= WHAT YOU NEED TO DO =
From the entries provided below, copy each line that contains the word "name".

= DATASET RECORDS =
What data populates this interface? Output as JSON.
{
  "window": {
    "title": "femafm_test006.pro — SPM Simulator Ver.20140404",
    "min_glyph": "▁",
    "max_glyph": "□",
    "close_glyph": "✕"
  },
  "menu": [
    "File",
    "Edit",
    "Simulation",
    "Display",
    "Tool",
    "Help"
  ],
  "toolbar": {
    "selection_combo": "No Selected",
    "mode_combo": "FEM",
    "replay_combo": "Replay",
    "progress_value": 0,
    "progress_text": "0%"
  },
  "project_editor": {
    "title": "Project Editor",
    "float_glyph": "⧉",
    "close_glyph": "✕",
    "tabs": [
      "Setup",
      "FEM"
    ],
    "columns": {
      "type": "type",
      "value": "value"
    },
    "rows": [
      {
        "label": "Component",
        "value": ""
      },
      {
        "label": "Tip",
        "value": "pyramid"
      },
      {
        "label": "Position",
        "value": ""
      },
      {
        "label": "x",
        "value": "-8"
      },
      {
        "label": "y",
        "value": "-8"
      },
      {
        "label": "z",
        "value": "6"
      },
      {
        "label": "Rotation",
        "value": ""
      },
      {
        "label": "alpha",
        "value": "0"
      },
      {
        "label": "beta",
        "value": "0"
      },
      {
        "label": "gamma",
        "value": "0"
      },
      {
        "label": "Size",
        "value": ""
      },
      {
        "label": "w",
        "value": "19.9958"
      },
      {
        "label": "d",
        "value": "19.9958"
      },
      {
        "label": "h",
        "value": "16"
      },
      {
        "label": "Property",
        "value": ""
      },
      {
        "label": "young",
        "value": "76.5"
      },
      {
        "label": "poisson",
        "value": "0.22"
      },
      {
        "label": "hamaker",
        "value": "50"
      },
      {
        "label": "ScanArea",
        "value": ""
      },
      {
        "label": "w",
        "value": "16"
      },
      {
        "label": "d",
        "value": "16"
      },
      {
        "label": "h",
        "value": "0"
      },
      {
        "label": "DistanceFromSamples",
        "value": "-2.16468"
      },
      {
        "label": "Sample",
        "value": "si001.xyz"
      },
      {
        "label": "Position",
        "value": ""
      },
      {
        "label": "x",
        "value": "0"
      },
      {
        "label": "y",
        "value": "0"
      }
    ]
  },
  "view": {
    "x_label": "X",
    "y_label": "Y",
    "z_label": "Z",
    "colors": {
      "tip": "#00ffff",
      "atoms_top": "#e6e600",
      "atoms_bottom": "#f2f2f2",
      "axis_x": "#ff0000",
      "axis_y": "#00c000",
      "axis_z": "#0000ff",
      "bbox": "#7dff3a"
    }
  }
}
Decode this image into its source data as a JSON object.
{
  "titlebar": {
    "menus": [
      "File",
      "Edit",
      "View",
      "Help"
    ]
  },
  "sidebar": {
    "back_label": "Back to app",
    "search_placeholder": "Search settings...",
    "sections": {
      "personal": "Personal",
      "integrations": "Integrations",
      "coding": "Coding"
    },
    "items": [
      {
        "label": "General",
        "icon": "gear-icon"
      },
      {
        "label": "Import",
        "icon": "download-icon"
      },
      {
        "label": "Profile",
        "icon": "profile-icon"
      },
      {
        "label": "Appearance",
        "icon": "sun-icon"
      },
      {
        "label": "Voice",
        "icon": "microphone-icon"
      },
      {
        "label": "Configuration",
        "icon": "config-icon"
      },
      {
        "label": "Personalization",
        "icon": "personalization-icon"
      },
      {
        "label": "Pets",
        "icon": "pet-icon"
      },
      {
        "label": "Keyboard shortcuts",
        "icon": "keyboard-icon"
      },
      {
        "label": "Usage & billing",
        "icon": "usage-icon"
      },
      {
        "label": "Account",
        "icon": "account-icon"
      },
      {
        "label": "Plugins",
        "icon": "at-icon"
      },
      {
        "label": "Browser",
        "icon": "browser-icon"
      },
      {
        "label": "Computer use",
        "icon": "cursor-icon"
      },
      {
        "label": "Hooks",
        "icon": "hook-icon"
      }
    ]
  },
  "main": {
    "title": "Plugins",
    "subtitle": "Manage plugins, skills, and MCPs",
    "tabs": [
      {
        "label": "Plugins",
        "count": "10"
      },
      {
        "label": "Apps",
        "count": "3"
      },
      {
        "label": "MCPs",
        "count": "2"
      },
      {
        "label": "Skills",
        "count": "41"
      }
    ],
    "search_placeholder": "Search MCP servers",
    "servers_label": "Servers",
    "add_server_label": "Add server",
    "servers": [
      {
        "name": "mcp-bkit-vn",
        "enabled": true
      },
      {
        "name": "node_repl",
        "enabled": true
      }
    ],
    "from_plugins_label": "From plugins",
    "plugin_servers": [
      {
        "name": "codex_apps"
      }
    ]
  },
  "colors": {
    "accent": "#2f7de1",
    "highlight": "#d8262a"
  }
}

= TASK RESULT =
        "name": "mcp-bkit-vn",
        "name": "node_repl",
        "name": "codex_apps"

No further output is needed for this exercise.